• **PROVIDED INFORMATION**

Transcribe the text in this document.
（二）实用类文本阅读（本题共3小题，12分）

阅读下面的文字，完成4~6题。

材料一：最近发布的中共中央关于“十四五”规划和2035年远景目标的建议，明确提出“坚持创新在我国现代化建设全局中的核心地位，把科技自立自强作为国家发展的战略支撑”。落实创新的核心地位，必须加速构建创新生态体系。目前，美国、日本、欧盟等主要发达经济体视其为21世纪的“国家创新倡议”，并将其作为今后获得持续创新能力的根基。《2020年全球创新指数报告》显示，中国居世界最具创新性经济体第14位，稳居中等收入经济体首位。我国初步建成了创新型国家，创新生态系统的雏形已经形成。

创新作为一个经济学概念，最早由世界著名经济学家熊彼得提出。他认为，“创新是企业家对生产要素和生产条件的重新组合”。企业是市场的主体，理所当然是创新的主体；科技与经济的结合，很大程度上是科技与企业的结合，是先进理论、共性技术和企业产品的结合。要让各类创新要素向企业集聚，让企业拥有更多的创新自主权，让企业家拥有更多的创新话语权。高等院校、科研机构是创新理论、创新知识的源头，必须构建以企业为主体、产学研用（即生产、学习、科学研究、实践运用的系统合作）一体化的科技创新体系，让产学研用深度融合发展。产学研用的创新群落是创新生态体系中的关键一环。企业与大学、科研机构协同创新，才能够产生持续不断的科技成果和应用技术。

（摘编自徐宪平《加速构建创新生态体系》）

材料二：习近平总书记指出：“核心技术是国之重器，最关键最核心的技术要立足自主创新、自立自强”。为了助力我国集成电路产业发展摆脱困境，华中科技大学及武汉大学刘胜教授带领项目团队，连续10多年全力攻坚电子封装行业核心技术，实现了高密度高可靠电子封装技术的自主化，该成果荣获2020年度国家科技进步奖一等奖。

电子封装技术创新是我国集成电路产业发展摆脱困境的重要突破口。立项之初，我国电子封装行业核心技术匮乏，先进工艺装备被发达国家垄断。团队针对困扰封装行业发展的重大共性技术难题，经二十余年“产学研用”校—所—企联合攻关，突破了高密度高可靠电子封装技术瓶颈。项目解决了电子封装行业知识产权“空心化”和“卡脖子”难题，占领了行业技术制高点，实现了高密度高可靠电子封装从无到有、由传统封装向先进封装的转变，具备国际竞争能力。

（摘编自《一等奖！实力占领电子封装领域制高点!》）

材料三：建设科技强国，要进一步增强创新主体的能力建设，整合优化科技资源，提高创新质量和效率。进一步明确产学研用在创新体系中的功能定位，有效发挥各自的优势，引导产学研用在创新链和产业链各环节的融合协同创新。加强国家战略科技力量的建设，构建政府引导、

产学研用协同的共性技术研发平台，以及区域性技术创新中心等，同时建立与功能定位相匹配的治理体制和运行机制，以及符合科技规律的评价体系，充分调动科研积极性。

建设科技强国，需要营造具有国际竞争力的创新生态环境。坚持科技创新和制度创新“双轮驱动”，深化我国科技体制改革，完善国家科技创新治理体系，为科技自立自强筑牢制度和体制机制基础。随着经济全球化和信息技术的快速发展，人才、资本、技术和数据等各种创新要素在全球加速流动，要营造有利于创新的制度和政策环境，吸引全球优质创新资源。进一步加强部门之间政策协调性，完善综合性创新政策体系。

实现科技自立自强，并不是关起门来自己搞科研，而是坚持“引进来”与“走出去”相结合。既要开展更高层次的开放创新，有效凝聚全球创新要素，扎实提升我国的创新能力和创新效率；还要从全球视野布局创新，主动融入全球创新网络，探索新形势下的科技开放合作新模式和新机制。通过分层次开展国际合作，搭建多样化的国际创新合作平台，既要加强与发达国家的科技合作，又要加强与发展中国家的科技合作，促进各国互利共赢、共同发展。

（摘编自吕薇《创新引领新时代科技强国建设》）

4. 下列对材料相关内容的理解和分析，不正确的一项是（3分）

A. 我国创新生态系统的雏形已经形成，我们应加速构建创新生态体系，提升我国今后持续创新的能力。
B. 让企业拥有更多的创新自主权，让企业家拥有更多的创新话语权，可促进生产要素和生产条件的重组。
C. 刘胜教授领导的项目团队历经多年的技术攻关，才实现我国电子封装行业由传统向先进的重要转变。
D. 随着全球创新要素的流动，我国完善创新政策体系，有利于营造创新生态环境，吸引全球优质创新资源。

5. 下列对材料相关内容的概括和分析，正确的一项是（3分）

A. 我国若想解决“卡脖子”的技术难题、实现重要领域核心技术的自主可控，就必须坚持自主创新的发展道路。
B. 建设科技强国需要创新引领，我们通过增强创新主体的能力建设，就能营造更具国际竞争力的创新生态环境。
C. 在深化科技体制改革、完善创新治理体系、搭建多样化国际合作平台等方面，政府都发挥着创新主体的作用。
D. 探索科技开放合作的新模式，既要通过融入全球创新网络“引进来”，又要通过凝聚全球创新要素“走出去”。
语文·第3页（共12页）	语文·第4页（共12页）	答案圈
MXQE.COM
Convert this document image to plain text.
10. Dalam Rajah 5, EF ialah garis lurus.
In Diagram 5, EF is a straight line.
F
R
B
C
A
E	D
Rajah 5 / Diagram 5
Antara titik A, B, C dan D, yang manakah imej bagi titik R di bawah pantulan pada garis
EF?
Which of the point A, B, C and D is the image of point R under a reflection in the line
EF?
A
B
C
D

• **OBJECTIVE**
Of all the lines in the listing above, how many include "Diagram"? Write only the number.

• **ANSWER FOR THE TASK**
2